■ **Problem description**:
Reproduce every entry exactly.
-- Start --
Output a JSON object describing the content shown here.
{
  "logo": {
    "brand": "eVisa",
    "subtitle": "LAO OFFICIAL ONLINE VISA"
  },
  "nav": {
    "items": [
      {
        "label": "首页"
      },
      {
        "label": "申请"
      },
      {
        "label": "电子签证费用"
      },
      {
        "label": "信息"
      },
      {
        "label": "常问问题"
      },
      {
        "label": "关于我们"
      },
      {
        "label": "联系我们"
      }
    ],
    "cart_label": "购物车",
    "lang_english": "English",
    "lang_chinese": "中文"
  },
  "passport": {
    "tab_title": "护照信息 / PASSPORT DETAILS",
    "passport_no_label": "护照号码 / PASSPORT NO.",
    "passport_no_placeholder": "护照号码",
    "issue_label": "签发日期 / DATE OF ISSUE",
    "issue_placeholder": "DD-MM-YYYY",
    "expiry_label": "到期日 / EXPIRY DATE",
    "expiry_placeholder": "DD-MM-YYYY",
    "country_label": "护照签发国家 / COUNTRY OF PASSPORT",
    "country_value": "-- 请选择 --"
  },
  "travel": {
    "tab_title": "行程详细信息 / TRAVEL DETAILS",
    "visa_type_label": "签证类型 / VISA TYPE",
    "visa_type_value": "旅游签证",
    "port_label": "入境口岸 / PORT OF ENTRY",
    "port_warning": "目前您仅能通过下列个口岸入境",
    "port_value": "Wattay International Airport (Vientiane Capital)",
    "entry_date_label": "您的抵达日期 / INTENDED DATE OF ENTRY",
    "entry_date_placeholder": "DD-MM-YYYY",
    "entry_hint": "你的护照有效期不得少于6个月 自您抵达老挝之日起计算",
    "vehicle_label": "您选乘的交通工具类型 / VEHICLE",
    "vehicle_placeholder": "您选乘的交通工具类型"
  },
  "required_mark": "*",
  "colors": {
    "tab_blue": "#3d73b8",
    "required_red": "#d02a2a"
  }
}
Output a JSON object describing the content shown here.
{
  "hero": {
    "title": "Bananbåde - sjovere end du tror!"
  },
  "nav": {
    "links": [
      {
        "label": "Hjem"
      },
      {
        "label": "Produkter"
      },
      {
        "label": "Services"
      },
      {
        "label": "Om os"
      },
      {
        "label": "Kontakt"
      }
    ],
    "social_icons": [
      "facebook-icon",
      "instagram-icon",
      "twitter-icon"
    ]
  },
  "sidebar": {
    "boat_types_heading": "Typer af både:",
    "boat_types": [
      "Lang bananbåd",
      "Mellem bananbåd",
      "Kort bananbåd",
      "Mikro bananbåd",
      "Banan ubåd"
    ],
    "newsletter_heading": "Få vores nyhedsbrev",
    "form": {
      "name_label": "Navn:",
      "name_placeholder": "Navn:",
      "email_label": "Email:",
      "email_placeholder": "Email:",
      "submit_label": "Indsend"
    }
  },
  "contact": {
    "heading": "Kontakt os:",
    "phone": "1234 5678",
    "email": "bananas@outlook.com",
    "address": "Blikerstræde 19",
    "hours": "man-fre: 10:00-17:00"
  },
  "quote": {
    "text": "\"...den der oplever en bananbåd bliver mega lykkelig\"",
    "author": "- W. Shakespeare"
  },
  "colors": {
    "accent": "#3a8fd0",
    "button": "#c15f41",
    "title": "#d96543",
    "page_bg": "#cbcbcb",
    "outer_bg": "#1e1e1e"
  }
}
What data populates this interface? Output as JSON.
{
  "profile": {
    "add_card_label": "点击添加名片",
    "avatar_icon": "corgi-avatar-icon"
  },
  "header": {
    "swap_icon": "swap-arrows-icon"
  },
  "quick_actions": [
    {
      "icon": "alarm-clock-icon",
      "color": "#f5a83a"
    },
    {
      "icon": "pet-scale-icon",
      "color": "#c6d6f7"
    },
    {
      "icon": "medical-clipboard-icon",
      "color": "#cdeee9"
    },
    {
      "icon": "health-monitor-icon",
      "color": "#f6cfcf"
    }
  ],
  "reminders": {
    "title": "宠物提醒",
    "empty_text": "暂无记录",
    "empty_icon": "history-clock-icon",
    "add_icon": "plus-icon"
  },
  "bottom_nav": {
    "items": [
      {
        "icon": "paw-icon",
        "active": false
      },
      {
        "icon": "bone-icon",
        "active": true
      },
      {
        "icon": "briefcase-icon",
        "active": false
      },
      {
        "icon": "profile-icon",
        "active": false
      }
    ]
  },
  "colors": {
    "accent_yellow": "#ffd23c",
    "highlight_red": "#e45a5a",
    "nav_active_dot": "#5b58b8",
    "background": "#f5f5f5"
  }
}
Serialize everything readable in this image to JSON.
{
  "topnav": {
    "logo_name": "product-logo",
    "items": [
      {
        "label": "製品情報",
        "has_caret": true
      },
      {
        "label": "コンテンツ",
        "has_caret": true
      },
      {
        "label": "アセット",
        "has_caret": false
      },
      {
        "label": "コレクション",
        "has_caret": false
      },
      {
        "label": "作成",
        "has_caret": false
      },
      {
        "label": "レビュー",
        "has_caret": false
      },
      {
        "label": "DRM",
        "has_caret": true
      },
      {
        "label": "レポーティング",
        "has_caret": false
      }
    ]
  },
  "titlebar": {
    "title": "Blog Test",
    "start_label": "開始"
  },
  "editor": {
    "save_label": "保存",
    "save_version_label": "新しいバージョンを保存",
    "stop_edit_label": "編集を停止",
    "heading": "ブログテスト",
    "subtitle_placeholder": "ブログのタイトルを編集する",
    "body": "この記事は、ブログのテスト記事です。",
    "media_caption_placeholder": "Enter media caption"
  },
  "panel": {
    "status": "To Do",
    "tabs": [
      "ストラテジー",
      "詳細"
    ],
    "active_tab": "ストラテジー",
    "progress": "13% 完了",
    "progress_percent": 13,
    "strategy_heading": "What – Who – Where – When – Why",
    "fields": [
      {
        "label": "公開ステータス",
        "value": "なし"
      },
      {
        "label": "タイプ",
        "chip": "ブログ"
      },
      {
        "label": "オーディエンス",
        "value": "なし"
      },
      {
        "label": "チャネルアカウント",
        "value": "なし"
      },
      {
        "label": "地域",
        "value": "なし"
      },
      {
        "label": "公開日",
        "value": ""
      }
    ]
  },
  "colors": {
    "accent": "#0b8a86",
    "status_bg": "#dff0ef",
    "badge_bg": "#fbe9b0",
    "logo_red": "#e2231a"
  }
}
-- End --
■ **The completed task**:
Output a JSON object describing the content shown here.
{
  "logo": {
    "brand": "eVisa",
    "subtitle": "LAO OFFICIAL ONLINE VISA"
  },
  "nav": {
    "items": [
      {
        "label": "首页"
      },
      {
        "label": "申请"
      },
      {
        "label": "电子签证费用"
      },
      {
        "label": "信息"
      },
      {
        "label": "常问问题"
      },
      {
        "label": "关于我们"
      },
      {
        "label": "联系我们"
      }
    ],
    "cart_label": "购物车",
    "lang_english": "English",
    "lang_chinese": "中文"
  },
  "passport": {
    "tab_title": "护照信息 / PASSPORT DETAILS",
    "passport_no_label": "护照号码 / PASSPORT NO.",
    "passport_no_placeholder": "护照号码",
    "issue_label": "签发日期 / DATE OF ISSUE",
    "issue_placeholder": "DD-MM-YYYY",
    "expiry_label": "到期日 / EXPIRY DATE",
    "expiry_placeholder": "DD-MM-YYYY",
    "country_label": "护照签发国家 / COUNTRY OF PASSPORT",
    "country_value": "-- 请选择 --"
  },
  "travel": {
    "tab_title": "行程详细信息 / TRAVEL DETAILS",
    "visa_type_label": "签证类型 / VISA TYPE",
    "visa_type_value": "旅游签证",
    "port_label": "入境口岸 / PORT OF ENTRY",
    "port_warning": "目前您仅能通过下列个口岸入境",
    "port_value": "Wattay International Airport (Vientiane Capital)",
    "entry_date_label": "您的抵达日期 / INTENDED DATE OF ENTRY",
    "entry_date_placeholder": "DD-MM-YYYY",
    "entry_hint": "你的护照有效期不得少于6个月 自您抵达老挝之日起计算",
    "vehicle_label": "您选乘的交通工具类型 / VEHICLE",
    "vehicle_placeholder": "您选乘的交通工具类型"
  },
  "required_mark": "*",
  "colors": {
    "tab_blue": "#3d73b8",
    "required_red": "#d02a2a"
  }
}
Output a JSON object describing the content shown here.
{
  "hero": {
    "title": "Bananbåde - sjovere end du tror!"
  },
  "nav": {
    "links": [
      {
        "label": "Hjem"
      },
      {
        "label": "Produkter"
      },
      {
        "label": "Services"
      },
      {
        "label": "Om os"
      },
      {
        "label": "Kontakt"
      }
    ],
    "social_icons": [
      "facebook-icon",
      "instagram-icon",
      "twitter-icon"
    ]
  },
  "sidebar": {
    "boat_types_heading": "Typer af både:",
    "boat_types": [
      "Lang bananbåd",
      "Mellem bananbåd",
      "Kort bananbåd",
      "Mikro bananbåd",
      "Banan ubåd"
    ],
    "newsletter_heading": "Få vores nyhedsbrev",
    "form": {
      "name_label": "Navn:",
      "name_placeholder": "Navn:",
      "email_label": "Email:",
      "email_placeholder": "Email:",
      "submit_label": "Indsend"
    }
  },
  "contact": {
    "heading": "Kontakt os:",
    "phone": "1234 5678",
    "email": "bananas@outlook.com",
    "address": "Blikerstræde 19",
    "hours": "man-fre: 10:00-17:00"
  },
  "quote": {
    "text": "\"...den der oplever en bananbåd bliver mega lykkelig\"",
    "author": "- W. Shakespeare"
  },
  "colors": {
    "accent": "#3a8fd0",
    "button": "#c15f41",
    "title": "#d96543",
    "page_bg": "#cbcbcb",
    "outer_bg": "#1e1e1e"
  }
}
What data populates this interface? Output as JSON.
{
  "profile": {
    "add_card_label": "点击添加名片",
    "avatar_icon": "corgi-avatar-icon"
  },
  "header": {
    "swap_icon": "swap-arrows-icon"
  },
  "quick_actions": [
    {
      "icon": "alarm-clock-icon",
      "color": "#f5a83a"
    },
    {
      "icon": "pet-scale-icon",
      "color": "#c6d6f7"
    },
    {
      "icon": "medical-clipboard-icon",
      "color": "#cdeee9"
    },
    {
      "icon": "health-monitor-icon",
      "color": "#f6cfcf"
    }
  ],
  "reminders": {
    "title": "宠物提醒",
    "empty_text": "暂无记录",
    "empty_icon": "history-clock-icon",
    "add_icon": "plus-icon"
  },
  "bottom_nav": {
    "items": [
      {
        "icon": "paw-icon",
        "active": false
      },
      {
        "icon": "bone-icon",
        "active": true
      },
      {
        "icon": "briefcase-icon",
        "active": false
      },
      {
        "icon": "profile-icon",
        "active": false
      }
    ]
  },
  "colors": {
    "accent_yellow": "#ffd23c",
    "highlight_red": "#e45a5a",
    "nav_active_dot": "#5b58b8",
    "background": "#f5f5f5"
  }
}
Serialize everything readable in this image to JSON.
{
  "topnav": {
    "logo_name": "product-logo",
    "items": [
      {
        "label": "製品情報",
        "has_caret": true
      },
      {
        "label": "コンテンツ",
        "has_caret": true
      },
      {
        "label": "アセット",
        "has_caret": false
      },
      {
        "label": "コレクション",
        "has_caret": false
      },
      {
        "label": "作成",
        "has_caret": false
      },
      {
        "label": "レビュー",
        "has_caret": false
      },
      {
        "label": "DRM",
        "has_caret": true
      },
      {
        "label": "レポーティング",
        "has_caret": false
      }
    ]
  },
  "titlebar": {
    "title": "Blog Test",
    "start_label": "開始"
  },
  "editor": {
    "save_label": "保存",
    "save_version_label": "新しいバージョンを保存",
    "stop_edit_label": "編集を停止",
    "heading": "ブログテスト",
    "subtitle_placeholder": "ブログのタイトルを編集する",
    "body": "この記事は、ブログのテスト記事です。",
    "media_caption_placeholder": "Enter media caption"
  },
  "panel": {
    "status": "To Do",
    "tabs": [
      "ストラテジー",
      "詳細"
    ],
    "active_tab": "ストラテジー",
    "progress": "13% 完了",
    "progress_percent": 13,
    "strategy_heading": "What – Who – Where – When – Why",
    "fields": [
      {
        "label": "公開ステータス",
        "value": "なし"
      },
      {
        "label": "タイプ",
        "chip": "ブログ"
      },
      {
        "label": "オーディエンス",
        "value": "なし"
      },
      {
        "label": "チャネルアカウント",
        "value": "なし"
      },
      {
        "label": "地域",
        "value": "なし"
      },
      {
        "label": "公開日",
        "value": ""
      }
    ]
  },
  "colors": {
    "accent": "#0b8a86",
    "status_bg": "#dff0ef",
    "badge_bg": "#fbe9b0",
    "logo_red": "#e2231a"
  }
}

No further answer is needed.